══ Dataset extract ══
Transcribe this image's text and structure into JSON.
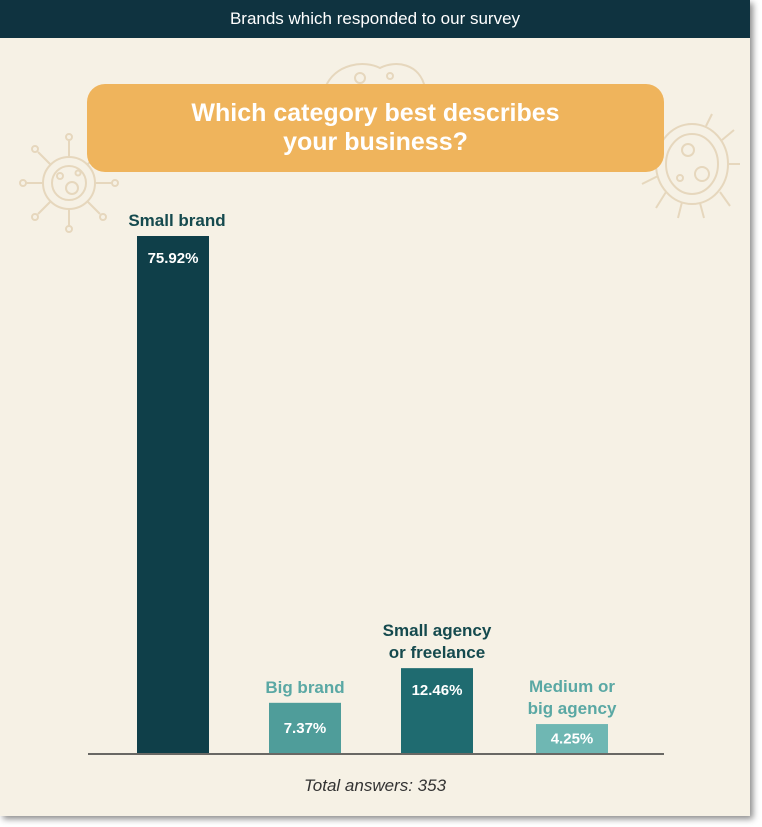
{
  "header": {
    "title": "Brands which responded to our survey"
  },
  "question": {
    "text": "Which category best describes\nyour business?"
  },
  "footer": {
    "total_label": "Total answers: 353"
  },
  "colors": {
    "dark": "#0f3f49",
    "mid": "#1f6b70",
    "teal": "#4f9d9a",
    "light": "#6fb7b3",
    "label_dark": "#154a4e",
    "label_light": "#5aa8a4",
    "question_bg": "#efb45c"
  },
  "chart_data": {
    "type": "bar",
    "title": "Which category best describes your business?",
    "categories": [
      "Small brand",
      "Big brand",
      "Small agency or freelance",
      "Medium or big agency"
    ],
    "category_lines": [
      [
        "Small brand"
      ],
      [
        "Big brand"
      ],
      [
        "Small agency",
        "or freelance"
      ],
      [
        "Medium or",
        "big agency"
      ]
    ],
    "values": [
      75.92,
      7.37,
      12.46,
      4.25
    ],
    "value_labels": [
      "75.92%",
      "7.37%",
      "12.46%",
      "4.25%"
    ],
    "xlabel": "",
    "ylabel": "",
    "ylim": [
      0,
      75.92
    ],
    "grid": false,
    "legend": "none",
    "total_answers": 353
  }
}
═══
What the exercise asks: The listing above must be printed again exactly, minus its pictures.

Result of the exercise:
Transcribe this image's text and structure into JSON.
{
  "header": {
    "title": "Brands which responded to our survey"
  },
  "question": {
    "text": "Which category best describes\nyour business?"
  },
  "footer": {
    "total_label": "Total answers: 353"
  },
  "colors": {
    "dark": "#0f3f49",
    "mid": "#1f6b70",
    "teal": "#4f9d9a",
    "light": "#6fb7b3",
    "label_dark": "#154a4e",
    "label_light": "#5aa8a4",
    "question_bg": "#efb45c"
  },
  "chart_data": {
    "type": "bar",
    "title": "Which category best describes your business?",
    "categories": [
      "Small brand",
      "Big brand",
      "Small agency or freelance",
      "Medium or big agency"
    ],
    "category_lines": [
      [
        "Small brand"
      ],
      [
        "Big brand"
      ],
      [
        "Small agency",
        "or freelance"
      ],
      [
        "Medium or",
        "big agency"
      ]
    ],
    "values": [
      75.92,
      7.37,
      12.46,
      4.25
    ],
    "value_labels": [
      "75.92%",
      "7.37%",
      "12.46%",
      "4.25%"
    ],
    "xlabel": "",
    "ylabel": "",
    "ylim": [
      0,
      75.92
    ],
    "grid": false,
    "legend": "none",
    "total_answers": 353
  }
}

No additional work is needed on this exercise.